═══ Entries shown

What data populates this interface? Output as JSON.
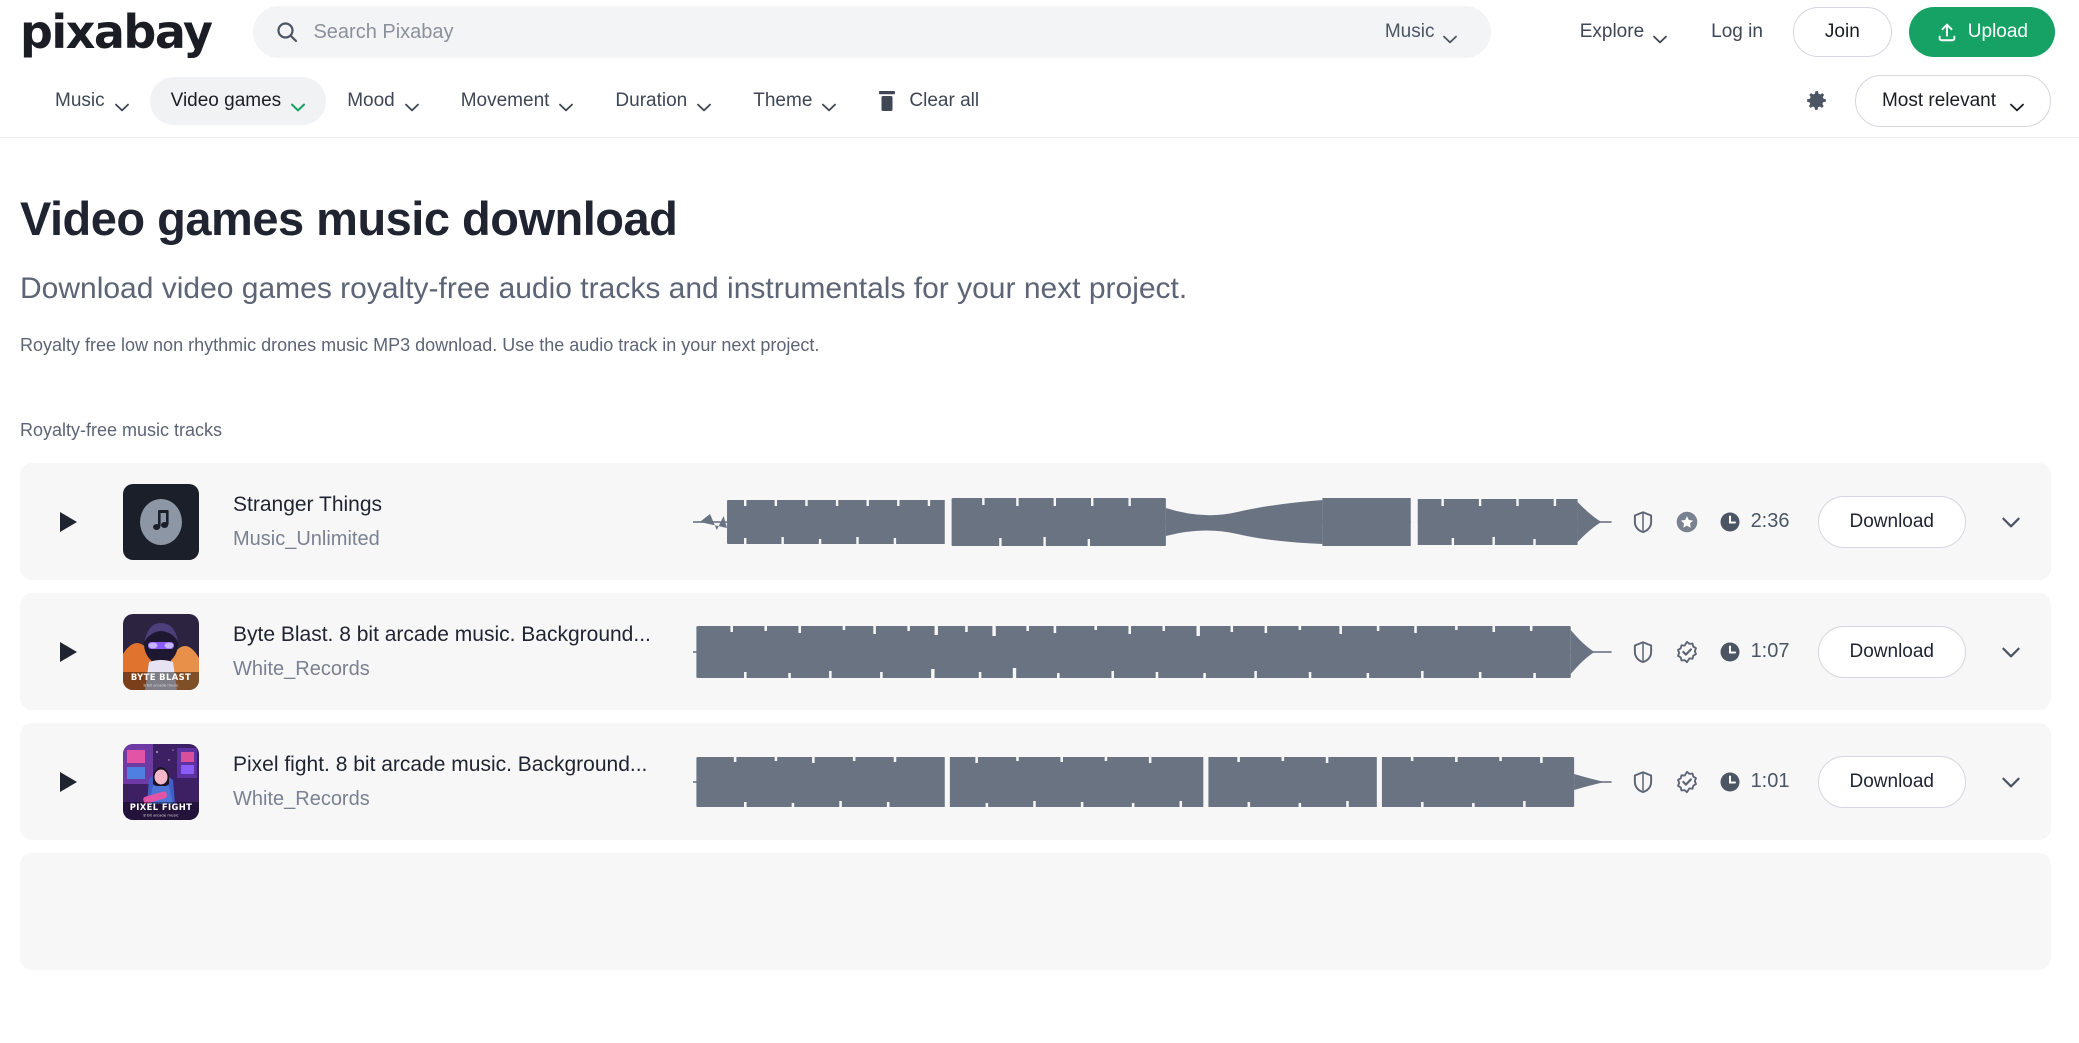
{
  "header": {
    "logo": "pixabay",
    "search": {
      "placeholder": "Search Pixabay",
      "value": ""
    },
    "category_select": {
      "label": "Music",
      "icon": "chevron-down-icon"
    },
    "search_icon": "search-icon",
    "explore": "Explore",
    "login": "Log in",
    "join": "Join",
    "upload": "Upload",
    "upload_icon": "upload-icon",
    "upload_color": "#17a265"
  },
  "filterbar": {
    "filters": [
      {
        "label": "Music",
        "active": false
      },
      {
        "label": "Video games",
        "active": true
      },
      {
        "label": "Mood",
        "active": false
      },
      {
        "label": "Movement",
        "active": false
      },
      {
        "label": "Duration",
        "active": false
      },
      {
        "label": "Theme",
        "active": false
      }
    ],
    "clear_all": "Clear all",
    "clear_all_icon": "trash-icon",
    "settings_icon": "gear-icon",
    "sort": {
      "label": "Most relevant",
      "icon": "chevron-down-icon"
    },
    "active_accent": "#17a265"
  },
  "main": {
    "title": "Video games music download",
    "subtitle": "Download video games royalty-free audio tracks and instrumentals for your next project.",
    "description": "Royalty free low non rhythmic drones music MP3 download. Use the audio track in your next project.",
    "section_label": "Royalty-free music tracks"
  },
  "tracks": [
    {
      "title": "Stranger Things",
      "artist": "Music_Unlimited",
      "duration": "2:36",
      "download_label": "Download",
      "play_icon": "play-icon",
      "shield_icon": "shield-icon",
      "badge_icon": "star-badge-icon",
      "clock_icon": "clock-icon",
      "expand_icon": "chevron-down-icon",
      "thumbnail": {
        "type": "music-note",
        "bg": "#1b1f2a",
        "fg": "#8d96a5"
      },
      "waveform_color": "#6a7382"
    },
    {
      "title": "Byte Blast. 8 bit arcade music. Background...",
      "artist": "White_Records",
      "duration": "1:07",
      "download_label": "Download",
      "play_icon": "play-icon",
      "shield_icon": "shield-icon",
      "badge_icon": "verified-badge-icon",
      "clock_icon": "clock-icon",
      "expand_icon": "chevron-down-icon",
      "thumbnail": {
        "type": "artwork-byte-blast",
        "caption": "BYTE BLAST",
        "bg": "#2b2340",
        "fg": "#f08a42"
      },
      "waveform_color": "#6a7382"
    },
    {
      "title": "Pixel fight. 8 bit arcade music. Background...",
      "artist": "White_Records",
      "duration": "1:01",
      "download_label": "Download",
      "play_icon": "play-icon",
      "shield_icon": "shield-icon",
      "badge_icon": "verified-badge-icon",
      "clock_icon": "clock-icon",
      "expand_icon": "chevron-down-icon",
      "thumbnail": {
        "type": "artwork-pixel-fight",
        "caption": "PIXEL FIGHT",
        "bg": "#7b3fa8",
        "fg": "#ec5fa8"
      },
      "waveform_color": "#6a7382"
    }
  ]
}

══════

## Aim of the task
Print every entry exactly as written, without the pictures.

## Result
What data populates this interface? Output as JSON.
{
  "header": {
    "logo": "pixabay",
    "search": {
      "placeholder": "Search Pixabay",
      "value": ""
    },
    "category_select": {
      "label": "Music",
      "icon": "chevron-down-icon"
    },
    "search_icon": "search-icon",
    "explore": "Explore",
    "login": "Log in",
    "join": "Join",
    "upload": "Upload",
    "upload_icon": "upload-icon",
    "upload_color": "#17a265"
  },
  "filterbar": {
    "filters": [
      {
        "label": "Music",
        "active": false
      },
      {
        "label": "Video games",
        "active": true
      },
      {
        "label": "Mood",
        "active": false
      },
      {
        "label": "Movement",
        "active": false
      },
      {
        "label": "Duration",
        "active": false
      },
      {
        "label": "Theme",
        "active": false
      }
    ],
    "clear_all": "Clear all",
    "clear_all_icon": "trash-icon",
    "settings_icon": "gear-icon",
    "sort": {
      "label": "Most relevant",
      "icon": "chevron-down-icon"
    },
    "active_accent": "#17a265"
  },
  "main": {
    "title": "Video games music download",
    "subtitle": "Download video games royalty-free audio tracks and instrumentals for your next project.",
    "description": "Royalty free low non rhythmic drones music MP3 download. Use the audio track in your next project.",
    "section_label": "Royalty-free music tracks"
  },
  "tracks": [
    {
      "title": "Stranger Things",
      "artist": "Music_Unlimited",
      "duration": "2:36",
      "download_label": "Download",
      "play_icon": "play-icon",
      "shield_icon": "shield-icon",
      "badge_icon": "star-badge-icon",
      "clock_icon": "clock-icon",
      "expand_icon": "chevron-down-icon",
      "thumbnail": {
        "type": "music-note",
        "bg": "#1b1f2a",
        "fg": "#8d96a5"
      },
      "waveform_color": "#6a7382"
    },
    {
      "title": "Byte Blast. 8 bit arcade music. Background...",
      "artist": "White_Records",
      "duration": "1:07",
      "download_label": "Download",
      "play_icon": "play-icon",
      "shield_icon": "shield-icon",
      "badge_icon": "verified-badge-icon",
      "clock_icon": "clock-icon",
      "expand_icon": "chevron-down-icon",
      "thumbnail": {
        "type": "artwork-byte-blast",
        "caption": "BYTE BLAST",
        "bg": "#2b2340",
        "fg": "#f08a42"
      },
      "waveform_color": "#6a7382"
    },
    {
      "title": "Pixel fight. 8 bit arcade music. Background...",
      "artist": "White_Records",
      "duration": "1:01",
      "download_label": "Download",
      "play_icon": "play-icon",
      "shield_icon": "shield-icon",
      "badge_icon": "verified-badge-icon",
      "clock_icon": "clock-icon",
      "expand_icon": "chevron-down-icon",
      "thumbnail": {
        "type": "artwork-pixel-fight",
        "caption": "PIXEL FIGHT",
        "bg": "#7b3fa8",
        "fg": "#ec5fa8"
      },
      "waveform_color": "#6a7382"
    }
  ]
}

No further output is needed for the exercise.